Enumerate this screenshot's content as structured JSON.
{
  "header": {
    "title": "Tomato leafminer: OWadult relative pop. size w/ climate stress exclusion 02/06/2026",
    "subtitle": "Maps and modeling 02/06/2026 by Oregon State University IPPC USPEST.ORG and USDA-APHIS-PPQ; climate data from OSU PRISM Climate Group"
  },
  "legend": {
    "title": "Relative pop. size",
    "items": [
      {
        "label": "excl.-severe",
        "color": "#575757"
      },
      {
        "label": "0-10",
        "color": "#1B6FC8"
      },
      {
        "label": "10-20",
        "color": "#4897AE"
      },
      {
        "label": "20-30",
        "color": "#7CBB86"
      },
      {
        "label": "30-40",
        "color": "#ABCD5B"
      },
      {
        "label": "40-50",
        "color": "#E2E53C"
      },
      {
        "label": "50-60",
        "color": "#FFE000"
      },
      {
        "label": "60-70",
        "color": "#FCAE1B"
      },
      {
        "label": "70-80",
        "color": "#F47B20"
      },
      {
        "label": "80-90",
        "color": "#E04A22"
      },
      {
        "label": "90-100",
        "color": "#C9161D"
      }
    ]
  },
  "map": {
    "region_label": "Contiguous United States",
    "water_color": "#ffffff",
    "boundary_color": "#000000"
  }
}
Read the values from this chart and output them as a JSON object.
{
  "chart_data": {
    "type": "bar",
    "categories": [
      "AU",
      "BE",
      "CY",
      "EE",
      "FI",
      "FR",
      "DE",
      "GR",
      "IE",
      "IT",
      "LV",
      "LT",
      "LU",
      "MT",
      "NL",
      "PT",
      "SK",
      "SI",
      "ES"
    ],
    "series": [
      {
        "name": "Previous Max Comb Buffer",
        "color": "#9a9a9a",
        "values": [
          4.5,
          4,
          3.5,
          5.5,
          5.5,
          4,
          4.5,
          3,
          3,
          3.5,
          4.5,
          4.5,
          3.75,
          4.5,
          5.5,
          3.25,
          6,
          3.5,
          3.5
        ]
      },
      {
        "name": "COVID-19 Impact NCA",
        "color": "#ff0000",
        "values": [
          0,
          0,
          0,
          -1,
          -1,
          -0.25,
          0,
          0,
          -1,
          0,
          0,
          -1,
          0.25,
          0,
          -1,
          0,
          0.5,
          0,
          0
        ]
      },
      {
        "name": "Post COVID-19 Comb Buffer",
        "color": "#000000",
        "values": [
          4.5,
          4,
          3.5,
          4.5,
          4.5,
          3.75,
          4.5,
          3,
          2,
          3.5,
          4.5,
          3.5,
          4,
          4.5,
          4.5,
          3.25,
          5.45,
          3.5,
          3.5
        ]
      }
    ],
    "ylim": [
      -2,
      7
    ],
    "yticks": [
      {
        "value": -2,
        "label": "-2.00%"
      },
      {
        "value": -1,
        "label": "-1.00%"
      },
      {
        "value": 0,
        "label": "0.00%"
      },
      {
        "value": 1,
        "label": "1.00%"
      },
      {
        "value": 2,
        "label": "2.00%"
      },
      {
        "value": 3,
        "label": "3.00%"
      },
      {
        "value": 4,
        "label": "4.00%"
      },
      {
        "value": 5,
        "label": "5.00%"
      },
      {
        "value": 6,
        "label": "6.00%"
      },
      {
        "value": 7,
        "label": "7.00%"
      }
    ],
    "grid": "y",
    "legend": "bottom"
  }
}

──────────

**Aim of the task**
Quote the data above in full, changing nothing.

**Completed task**
Enumerate this screenshot's content as structured JSON.
{
  "header": {
    "title": "Tomato leafminer: OWadult relative pop. size w/ climate stress exclusion 02/06/2026",
    "subtitle": "Maps and modeling 02/06/2026 by Oregon State University IPPC USPEST.ORG and USDA-APHIS-PPQ; climate data from OSU PRISM Climate Group"
  },
  "legend": {
    "title": "Relative pop. size",
    "items": [
      {
        "label": "excl.-severe",
        "color": "#575757"
      },
      {
        "label": "0-10",
        "color": "#1B6FC8"
      },
      {
        "label": "10-20",
        "color": "#4897AE"
      },
      {
        "label": "20-30",
        "color": "#7CBB86"
      },
      {
        "label": "30-40",
        "color": "#ABCD5B"
      },
      {
        "label": "40-50",
        "color": "#E2E53C"
      },
      {
        "label": "50-60",
        "color": "#FFE000"
      },
      {
        "label": "60-70",
        "color": "#FCAE1B"
      },
      {
        "label": "70-80",
        "color": "#F47B20"
      },
      {
        "label": "80-90",
        "color": "#E04A22"
      },
      {
        "label": "90-100",
        "color": "#C9161D"
      }
    ]
  },
  "map": {
    "region_label": "Contiguous United States",
    "water_color": "#ffffff",
    "boundary_color": "#000000"
  }
}
Read the values from this chart and output them as a JSON object.
{
  "chart_data": {
    "type": "bar",
    "categories": [
      "AU",
      "BE",
      "CY",
      "EE",
      "FI",
      "FR",
      "DE",
      "GR",
      "IE",
      "IT",
      "LV",
      "LT",
      "LU",
      "MT",
      "NL",
      "PT",
      "SK",
      "SI",
      "ES"
    ],
    "series": [
      {
        "name": "Previous Max Comb Buffer",
        "color": "#9a9a9a",
        "values": [
          4.5,
          4,
          3.5,
          5.5,
          5.5,
          4,
          4.5,
          3,
          3,
          3.5,
          4.5,
          4.5,
          3.75,
          4.5,
          5.5,
          3.25,
          6,
          3.5,
          3.5
        ]
      },
      {
        "name": "COVID-19 Impact NCA",
        "color": "#ff0000",
        "values": [
          0,
          0,
          0,
          -1,
          -1,
          -0.25,
          0,
          0,
          -1,
          0,
          0,
          -1,
          0.25,
          0,
          -1,
          0,
          0.5,
          0,
          0
        ]
      },
      {
        "name": "Post COVID-19 Comb Buffer",
        "color": "#000000",
        "values": [
          4.5,
          4,
          3.5,
          4.5,
          4.5,
          3.75,
          4.5,
          3,
          2,
          3.5,
          4.5,
          3.5,
          4,
          4.5,
          4.5,
          3.25,
          5.45,
          3.5,
          3.5
        ]
      }
    ],
    "ylim": [
      -2,
      7
    ],
    "yticks": [
      {
        "value": -2,
        "label": "-2.00%"
      },
      {
        "value": -1,
        "label": "-1.00%"
      },
      {
        "value": 0,
        "label": "0.00%"
      },
      {
        "value": 1,
        "label": "1.00%"
      },
      {
        "value": 2,
        "label": "2.00%"
      },
      {
        "value": 3,
        "label": "3.00%"
      },
      {
        "value": 4,
        "label": "4.00%"
      },
      {
        "value": 5,
        "label": "5.00%"
      },
      {
        "value": 6,
        "label": "6.00%"
      },
      {
        "value": 7,
        "label": "7.00%"
      }
    ],
    "grid": "y",
    "legend": "bottom"
  }
}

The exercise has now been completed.